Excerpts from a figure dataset
========================================

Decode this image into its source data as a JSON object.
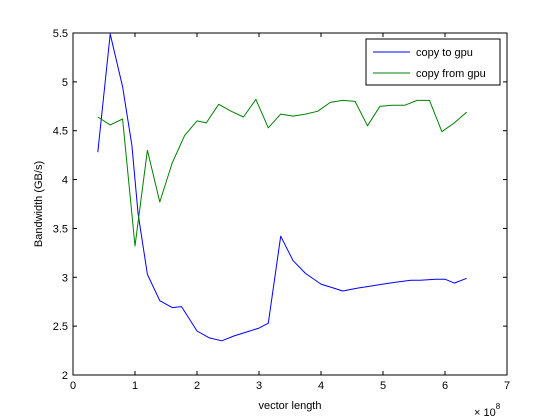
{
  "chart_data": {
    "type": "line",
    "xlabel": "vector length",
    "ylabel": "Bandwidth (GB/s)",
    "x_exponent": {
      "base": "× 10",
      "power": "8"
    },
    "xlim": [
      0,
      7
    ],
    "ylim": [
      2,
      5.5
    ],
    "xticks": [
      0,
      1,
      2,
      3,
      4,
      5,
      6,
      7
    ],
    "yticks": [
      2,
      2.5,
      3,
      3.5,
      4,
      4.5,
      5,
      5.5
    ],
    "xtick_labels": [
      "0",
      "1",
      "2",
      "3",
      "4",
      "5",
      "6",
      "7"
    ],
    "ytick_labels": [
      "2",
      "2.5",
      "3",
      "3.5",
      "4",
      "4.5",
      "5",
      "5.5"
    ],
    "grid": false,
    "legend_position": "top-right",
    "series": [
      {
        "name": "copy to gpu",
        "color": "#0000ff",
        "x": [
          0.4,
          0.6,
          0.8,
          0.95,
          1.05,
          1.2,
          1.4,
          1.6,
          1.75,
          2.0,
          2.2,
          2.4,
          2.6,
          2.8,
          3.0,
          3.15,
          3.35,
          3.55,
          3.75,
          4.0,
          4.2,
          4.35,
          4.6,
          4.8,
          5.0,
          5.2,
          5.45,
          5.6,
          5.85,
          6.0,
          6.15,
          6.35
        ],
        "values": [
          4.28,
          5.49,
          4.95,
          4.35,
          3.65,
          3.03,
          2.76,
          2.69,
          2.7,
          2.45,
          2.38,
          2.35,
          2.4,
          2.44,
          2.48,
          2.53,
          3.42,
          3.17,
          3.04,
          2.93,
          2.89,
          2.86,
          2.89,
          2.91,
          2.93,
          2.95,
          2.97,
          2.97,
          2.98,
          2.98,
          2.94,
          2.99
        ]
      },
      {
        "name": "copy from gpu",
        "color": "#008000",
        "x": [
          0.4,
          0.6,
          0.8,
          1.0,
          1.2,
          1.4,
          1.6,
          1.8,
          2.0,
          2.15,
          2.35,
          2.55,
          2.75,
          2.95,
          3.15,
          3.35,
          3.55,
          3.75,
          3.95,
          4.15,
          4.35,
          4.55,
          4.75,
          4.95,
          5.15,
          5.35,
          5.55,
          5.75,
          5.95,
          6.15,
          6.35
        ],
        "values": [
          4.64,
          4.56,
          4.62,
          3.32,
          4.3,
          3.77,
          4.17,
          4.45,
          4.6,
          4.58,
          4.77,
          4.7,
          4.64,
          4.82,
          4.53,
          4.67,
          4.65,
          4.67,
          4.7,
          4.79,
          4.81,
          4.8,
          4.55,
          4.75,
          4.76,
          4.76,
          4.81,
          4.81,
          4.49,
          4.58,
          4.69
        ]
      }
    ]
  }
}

========================================

• TASK PROMPT
Each record above should be copied character for character, with pictures dropped.

• RESPONSE FOR THIS EXERCISE
Decode this image into its source data as a JSON object.
{
  "chart_data": {
    "type": "line",
    "xlabel": "vector length",
    "ylabel": "Bandwidth (GB/s)",
    "x_exponent": {
      "base": "× 10",
      "power": "8"
    },
    "xlim": [
      0,
      7
    ],
    "ylim": [
      2,
      5.5
    ],
    "xticks": [
      0,
      1,
      2,
      3,
      4,
      5,
      6,
      7
    ],
    "yticks": [
      2,
      2.5,
      3,
      3.5,
      4,
      4.5,
      5,
      5.5
    ],
    "xtick_labels": [
      "0",
      "1",
      "2",
      "3",
      "4",
      "5",
      "6",
      "7"
    ],
    "ytick_labels": [
      "2",
      "2.5",
      "3",
      "3.5",
      "4",
      "4.5",
      "5",
      "5.5"
    ],
    "grid": false,
    "legend_position": "top-right",
    "series": [
      {
        "name": "copy to gpu",
        "color": "#0000ff",
        "x": [
          0.4,
          0.6,
          0.8,
          0.95,
          1.05,
          1.2,
          1.4,
          1.6,
          1.75,
          2.0,
          2.2,
          2.4,
          2.6,
          2.8,
          3.0,
          3.15,
          3.35,
          3.55,
          3.75,
          4.0,
          4.2,
          4.35,
          4.6,
          4.8,
          5.0,
          5.2,
          5.45,
          5.6,
          5.85,
          6.0,
          6.15,
          6.35
        ],
        "values": [
          4.28,
          5.49,
          4.95,
          4.35,
          3.65,
          3.03,
          2.76,
          2.69,
          2.7,
          2.45,
          2.38,
          2.35,
          2.4,
          2.44,
          2.48,
          2.53,
          3.42,
          3.17,
          3.04,
          2.93,
          2.89,
          2.86,
          2.89,
          2.91,
          2.93,
          2.95,
          2.97,
          2.97,
          2.98,
          2.98,
          2.94,
          2.99
        ]
      },
      {
        "name": "copy from gpu",
        "color": "#008000",
        "x": [
          0.4,
          0.6,
          0.8,
          1.0,
          1.2,
          1.4,
          1.6,
          1.8,
          2.0,
          2.15,
          2.35,
          2.55,
          2.75,
          2.95,
          3.15,
          3.35,
          3.55,
          3.75,
          3.95,
          4.15,
          4.35,
          4.55,
          4.75,
          4.95,
          5.15,
          5.35,
          5.55,
          5.75,
          5.95,
          6.15,
          6.35
        ],
        "values": [
          4.64,
          4.56,
          4.62,
          3.32,
          4.3,
          3.77,
          4.17,
          4.45,
          4.6,
          4.58,
          4.77,
          4.7,
          4.64,
          4.82,
          4.53,
          4.67,
          4.65,
          4.67,
          4.7,
          4.79,
          4.81,
          4.8,
          4.55,
          4.75,
          4.76,
          4.76,
          4.81,
          4.81,
          4.49,
          4.58,
          4.69
        ]
      }
    ]
  }
}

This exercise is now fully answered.